**Dataset rows**:
=======
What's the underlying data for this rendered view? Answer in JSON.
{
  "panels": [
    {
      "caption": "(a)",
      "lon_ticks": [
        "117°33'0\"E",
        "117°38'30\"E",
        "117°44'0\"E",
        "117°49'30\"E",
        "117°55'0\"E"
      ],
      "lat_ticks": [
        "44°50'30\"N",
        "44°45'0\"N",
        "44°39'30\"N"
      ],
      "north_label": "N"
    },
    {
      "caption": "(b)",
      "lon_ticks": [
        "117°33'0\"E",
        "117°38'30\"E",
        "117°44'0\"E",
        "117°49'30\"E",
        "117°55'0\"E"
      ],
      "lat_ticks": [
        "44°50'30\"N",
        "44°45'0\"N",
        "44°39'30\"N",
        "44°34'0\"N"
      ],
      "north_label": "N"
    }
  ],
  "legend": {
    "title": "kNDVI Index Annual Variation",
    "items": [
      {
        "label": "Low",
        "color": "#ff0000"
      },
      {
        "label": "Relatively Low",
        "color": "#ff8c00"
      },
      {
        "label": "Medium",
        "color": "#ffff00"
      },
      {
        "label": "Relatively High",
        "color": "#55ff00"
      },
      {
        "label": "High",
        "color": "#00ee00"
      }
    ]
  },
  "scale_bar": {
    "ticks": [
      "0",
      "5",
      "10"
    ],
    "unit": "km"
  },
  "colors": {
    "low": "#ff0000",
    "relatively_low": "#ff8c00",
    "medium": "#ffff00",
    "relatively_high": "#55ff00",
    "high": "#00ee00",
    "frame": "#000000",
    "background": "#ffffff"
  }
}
=======
**Your goal**:
Make a verbatim copy of every entry shown above.

**Exercise response**:
What's the underlying data for this rendered view? Answer in JSON.
{
  "panels": [
    {
      "caption": "(a)",
      "lon_ticks": [
        "117°33'0\"E",
        "117°38'30\"E",
        "117°44'0\"E",
        "117°49'30\"E",
        "117°55'0\"E"
      ],
      "lat_ticks": [
        "44°50'30\"N",
        "44°45'0\"N",
        "44°39'30\"N"
      ],
      "north_label": "N"
    },
    {
      "caption": "(b)",
      "lon_ticks": [
        "117°33'0\"E",
        "117°38'30\"E",
        "117°44'0\"E",
        "117°49'30\"E",
        "117°55'0\"E"
      ],
      "lat_ticks": [
        "44°50'30\"N",
        "44°45'0\"N",
        "44°39'30\"N",
        "44°34'0\"N"
      ],
      "north_label": "N"
    }
  ],
  "legend": {
    "title": "kNDVI Index Annual Variation",
    "items": [
      {
        "label": "Low",
        "color": "#ff0000"
      },
      {
        "label": "Relatively Low",
        "color": "#ff8c00"
      },
      {
        "label": "Medium",
        "color": "#ffff00"
      },
      {
        "label": "Relatively High",
        "color": "#55ff00"
      },
      {
        "label": "High",
        "color": "#00ee00"
      }
    ]
  },
  "scale_bar": {
    "ticks": [
      "0",
      "5",
      "10"
    ],
    "unit": "km"
  },
  "colors": {
    "low": "#ff0000",
    "relatively_low": "#ff8c00",
    "medium": "#ffff00",
    "relatively_high": "#55ff00",
    "high": "#00ee00",
    "frame": "#000000",
    "background": "#ffffff"
  }
}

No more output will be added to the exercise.